§ STATED TASK
Set out each line from the following listing that includes the word "định".

§ Stored records
-- begin --
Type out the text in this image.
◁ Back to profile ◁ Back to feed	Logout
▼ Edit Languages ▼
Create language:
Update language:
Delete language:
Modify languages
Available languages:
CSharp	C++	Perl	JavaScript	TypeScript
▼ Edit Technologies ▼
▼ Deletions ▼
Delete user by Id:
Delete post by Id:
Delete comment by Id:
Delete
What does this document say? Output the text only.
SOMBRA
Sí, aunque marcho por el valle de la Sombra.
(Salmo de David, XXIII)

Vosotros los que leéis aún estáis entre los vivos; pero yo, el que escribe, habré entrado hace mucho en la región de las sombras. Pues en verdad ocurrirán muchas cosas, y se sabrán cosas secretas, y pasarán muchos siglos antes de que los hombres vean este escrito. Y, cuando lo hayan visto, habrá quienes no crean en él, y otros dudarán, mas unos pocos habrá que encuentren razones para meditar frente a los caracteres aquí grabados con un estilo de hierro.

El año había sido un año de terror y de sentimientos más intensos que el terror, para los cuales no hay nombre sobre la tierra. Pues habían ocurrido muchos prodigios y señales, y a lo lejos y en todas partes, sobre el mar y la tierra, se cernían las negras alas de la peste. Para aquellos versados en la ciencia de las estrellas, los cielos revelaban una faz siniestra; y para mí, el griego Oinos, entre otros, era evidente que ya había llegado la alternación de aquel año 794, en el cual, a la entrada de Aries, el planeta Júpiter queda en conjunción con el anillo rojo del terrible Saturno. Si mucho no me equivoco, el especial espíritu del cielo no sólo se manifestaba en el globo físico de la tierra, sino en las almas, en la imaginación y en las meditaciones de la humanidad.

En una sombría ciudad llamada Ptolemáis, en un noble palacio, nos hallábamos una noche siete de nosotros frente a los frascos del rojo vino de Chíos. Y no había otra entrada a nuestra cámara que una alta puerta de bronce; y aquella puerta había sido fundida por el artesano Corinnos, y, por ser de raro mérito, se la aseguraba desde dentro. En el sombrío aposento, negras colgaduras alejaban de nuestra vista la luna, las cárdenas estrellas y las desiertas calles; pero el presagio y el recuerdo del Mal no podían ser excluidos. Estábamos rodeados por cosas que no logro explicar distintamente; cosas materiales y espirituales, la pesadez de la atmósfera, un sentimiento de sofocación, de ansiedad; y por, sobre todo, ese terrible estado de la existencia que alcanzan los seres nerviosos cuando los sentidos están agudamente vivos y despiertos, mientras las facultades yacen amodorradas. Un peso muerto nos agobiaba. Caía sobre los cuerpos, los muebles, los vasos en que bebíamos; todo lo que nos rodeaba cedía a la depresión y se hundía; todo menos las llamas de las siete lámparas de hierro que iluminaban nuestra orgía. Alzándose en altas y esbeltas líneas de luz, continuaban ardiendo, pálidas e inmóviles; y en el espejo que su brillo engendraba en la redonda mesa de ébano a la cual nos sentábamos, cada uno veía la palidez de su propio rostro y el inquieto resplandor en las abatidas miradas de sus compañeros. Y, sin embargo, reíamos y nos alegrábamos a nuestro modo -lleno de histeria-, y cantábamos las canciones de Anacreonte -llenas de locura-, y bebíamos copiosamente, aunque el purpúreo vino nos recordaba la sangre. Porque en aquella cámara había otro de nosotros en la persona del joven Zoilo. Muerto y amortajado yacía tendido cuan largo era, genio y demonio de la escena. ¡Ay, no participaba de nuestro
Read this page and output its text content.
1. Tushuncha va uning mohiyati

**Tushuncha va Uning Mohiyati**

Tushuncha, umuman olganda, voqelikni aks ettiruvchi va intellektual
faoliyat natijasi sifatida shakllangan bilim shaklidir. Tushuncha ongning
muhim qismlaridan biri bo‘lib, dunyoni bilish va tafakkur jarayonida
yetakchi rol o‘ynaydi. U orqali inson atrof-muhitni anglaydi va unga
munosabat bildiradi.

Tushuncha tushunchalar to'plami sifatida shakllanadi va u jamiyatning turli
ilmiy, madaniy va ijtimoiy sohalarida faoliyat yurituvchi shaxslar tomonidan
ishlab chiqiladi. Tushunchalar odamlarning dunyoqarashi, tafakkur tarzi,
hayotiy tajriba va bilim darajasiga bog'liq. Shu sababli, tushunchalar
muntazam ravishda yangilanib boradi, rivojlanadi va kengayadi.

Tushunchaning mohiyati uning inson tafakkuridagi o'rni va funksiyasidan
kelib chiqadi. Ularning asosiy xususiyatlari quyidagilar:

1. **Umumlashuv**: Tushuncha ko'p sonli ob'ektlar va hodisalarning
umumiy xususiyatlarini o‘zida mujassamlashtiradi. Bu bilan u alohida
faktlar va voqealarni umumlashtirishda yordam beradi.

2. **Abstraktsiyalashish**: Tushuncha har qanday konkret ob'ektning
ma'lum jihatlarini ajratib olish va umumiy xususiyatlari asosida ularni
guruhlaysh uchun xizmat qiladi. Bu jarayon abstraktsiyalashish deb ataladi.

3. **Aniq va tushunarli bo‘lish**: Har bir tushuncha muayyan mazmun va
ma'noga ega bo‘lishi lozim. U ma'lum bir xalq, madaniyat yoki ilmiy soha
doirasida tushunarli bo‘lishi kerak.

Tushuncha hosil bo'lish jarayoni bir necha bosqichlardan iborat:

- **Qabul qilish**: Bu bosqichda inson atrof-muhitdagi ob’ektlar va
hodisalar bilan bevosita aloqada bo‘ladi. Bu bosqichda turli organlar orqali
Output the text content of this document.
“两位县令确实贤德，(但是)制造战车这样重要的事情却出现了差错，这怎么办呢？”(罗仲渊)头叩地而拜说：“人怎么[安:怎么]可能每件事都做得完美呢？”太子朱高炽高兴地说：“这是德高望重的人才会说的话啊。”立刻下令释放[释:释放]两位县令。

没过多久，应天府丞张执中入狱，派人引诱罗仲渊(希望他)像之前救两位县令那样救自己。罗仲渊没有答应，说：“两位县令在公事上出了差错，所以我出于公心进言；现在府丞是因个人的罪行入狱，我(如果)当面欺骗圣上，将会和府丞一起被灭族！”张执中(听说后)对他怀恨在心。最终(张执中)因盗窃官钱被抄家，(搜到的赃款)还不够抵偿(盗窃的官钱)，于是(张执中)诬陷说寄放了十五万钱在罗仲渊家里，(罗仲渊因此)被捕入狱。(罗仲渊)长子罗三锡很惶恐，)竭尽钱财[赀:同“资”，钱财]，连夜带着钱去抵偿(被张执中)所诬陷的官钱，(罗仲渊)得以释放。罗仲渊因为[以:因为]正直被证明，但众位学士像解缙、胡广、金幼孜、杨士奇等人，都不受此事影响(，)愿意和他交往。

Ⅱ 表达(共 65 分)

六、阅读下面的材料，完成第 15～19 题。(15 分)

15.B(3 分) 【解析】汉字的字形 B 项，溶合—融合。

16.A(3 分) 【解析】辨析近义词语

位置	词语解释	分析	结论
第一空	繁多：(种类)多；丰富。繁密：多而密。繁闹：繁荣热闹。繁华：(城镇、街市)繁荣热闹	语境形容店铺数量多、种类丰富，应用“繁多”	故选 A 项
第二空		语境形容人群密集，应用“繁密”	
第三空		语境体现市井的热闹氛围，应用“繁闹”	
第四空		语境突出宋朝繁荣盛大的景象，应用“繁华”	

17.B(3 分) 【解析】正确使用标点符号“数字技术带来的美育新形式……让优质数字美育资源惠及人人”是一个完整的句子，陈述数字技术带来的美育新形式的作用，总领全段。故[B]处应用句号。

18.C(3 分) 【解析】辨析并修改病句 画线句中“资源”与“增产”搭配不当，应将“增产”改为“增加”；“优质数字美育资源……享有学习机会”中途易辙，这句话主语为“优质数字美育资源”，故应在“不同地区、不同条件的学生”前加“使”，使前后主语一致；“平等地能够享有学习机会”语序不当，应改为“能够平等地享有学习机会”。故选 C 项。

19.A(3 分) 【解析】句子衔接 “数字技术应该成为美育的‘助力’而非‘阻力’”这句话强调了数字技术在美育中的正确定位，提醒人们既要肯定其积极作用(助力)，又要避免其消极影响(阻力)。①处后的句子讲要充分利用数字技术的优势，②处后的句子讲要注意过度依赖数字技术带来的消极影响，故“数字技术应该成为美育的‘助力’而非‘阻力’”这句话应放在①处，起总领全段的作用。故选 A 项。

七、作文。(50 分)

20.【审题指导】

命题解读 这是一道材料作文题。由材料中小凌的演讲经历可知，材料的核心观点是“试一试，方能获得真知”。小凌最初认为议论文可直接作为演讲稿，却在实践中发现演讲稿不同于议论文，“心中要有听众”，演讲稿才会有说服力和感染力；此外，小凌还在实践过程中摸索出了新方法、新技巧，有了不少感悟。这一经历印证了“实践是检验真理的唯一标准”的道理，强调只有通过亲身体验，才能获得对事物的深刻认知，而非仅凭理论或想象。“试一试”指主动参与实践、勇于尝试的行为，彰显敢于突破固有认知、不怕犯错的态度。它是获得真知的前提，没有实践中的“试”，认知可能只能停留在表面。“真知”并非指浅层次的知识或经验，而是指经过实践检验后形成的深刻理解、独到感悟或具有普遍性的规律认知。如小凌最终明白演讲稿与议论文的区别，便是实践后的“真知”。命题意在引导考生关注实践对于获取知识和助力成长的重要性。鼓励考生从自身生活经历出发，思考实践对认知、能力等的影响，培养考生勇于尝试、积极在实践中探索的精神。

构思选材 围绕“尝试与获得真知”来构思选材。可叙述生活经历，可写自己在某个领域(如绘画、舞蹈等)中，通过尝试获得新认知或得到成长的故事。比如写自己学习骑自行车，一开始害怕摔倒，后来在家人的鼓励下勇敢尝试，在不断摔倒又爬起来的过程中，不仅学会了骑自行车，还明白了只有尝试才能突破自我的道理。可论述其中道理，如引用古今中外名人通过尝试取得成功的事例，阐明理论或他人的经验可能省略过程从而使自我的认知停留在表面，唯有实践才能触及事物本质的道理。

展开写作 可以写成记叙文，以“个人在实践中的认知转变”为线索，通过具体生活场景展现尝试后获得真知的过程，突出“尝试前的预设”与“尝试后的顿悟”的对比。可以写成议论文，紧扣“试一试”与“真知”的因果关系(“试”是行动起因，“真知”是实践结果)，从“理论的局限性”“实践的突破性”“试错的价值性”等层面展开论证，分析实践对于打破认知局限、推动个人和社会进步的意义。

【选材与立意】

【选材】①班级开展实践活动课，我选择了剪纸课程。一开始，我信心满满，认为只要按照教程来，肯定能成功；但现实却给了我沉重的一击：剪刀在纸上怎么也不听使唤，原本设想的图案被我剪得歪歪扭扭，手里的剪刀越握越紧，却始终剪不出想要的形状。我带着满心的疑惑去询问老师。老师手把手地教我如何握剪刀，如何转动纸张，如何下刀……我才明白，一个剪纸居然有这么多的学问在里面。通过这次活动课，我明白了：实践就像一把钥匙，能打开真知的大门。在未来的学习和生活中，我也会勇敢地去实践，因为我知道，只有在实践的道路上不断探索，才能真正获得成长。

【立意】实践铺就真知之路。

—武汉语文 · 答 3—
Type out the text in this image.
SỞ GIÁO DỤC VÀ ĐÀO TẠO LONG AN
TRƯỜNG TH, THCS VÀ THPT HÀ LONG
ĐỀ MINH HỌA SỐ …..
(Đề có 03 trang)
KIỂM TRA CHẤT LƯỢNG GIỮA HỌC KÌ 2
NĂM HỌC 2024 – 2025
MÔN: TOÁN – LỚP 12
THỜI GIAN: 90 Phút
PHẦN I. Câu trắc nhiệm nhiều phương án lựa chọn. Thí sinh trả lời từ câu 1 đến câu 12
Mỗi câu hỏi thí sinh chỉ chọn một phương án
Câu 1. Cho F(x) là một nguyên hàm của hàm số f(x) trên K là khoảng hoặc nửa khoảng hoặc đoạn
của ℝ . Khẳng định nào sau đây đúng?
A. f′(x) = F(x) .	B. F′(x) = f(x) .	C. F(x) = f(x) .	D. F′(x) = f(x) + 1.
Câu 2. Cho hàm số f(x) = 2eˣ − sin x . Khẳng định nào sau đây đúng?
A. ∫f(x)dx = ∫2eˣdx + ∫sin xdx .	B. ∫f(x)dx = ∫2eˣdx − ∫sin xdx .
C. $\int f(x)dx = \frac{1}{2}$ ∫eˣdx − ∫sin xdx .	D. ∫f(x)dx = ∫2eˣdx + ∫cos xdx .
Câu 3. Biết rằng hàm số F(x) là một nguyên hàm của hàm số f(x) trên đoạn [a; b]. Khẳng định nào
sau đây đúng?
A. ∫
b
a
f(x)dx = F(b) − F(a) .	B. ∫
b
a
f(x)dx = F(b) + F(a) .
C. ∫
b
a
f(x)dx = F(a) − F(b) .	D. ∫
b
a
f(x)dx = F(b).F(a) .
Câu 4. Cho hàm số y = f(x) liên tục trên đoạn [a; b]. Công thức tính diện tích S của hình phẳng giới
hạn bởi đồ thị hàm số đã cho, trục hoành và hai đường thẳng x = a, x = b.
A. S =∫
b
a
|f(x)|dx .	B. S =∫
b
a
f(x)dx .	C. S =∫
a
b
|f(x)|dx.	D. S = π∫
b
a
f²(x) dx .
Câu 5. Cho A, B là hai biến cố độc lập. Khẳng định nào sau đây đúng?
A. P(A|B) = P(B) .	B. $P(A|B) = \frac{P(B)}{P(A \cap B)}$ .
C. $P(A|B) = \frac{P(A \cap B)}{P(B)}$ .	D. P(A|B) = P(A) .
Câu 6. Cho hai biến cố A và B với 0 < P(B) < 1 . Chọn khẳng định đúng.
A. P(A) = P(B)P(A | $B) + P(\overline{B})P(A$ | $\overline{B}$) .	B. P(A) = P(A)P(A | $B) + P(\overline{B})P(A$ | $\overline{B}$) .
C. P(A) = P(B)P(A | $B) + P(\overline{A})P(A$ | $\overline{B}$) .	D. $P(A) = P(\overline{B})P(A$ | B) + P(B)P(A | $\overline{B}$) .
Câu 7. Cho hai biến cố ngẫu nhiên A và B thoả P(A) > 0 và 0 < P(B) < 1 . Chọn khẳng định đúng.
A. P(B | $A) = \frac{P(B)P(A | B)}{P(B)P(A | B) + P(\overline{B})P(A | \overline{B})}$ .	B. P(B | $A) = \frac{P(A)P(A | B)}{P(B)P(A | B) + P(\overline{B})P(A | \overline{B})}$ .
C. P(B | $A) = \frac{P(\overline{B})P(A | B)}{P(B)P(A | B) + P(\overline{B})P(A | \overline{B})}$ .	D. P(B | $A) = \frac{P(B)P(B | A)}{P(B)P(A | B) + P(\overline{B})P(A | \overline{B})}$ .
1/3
-- end --
§ ANSWER BELOW
của ℝ . Khẳng định nào sau đây đúng?
Câu 2. Cho hàm số f(x) = 2eˣ − sin x . Khẳng định nào sau đây đúng?
Câu 3. Biết rằng hàm số F(x) là một nguyên hàm của hàm số f(x) trên đoạn [a; b]. Khẳng định nào
Câu 5. Cho A, B là hai biến cố độc lập. Khẳng định nào sau đây đúng?
Câu 6. Cho hai biến cố A và B với 0 < P(B) < 1 . Chọn khẳng định đúng.
Câu 7. Cho hai biến cố ngẫu nhiên A và B thoả P(A) > 0 và 0 < P(B) < 1 . Chọn khẳng định đúng.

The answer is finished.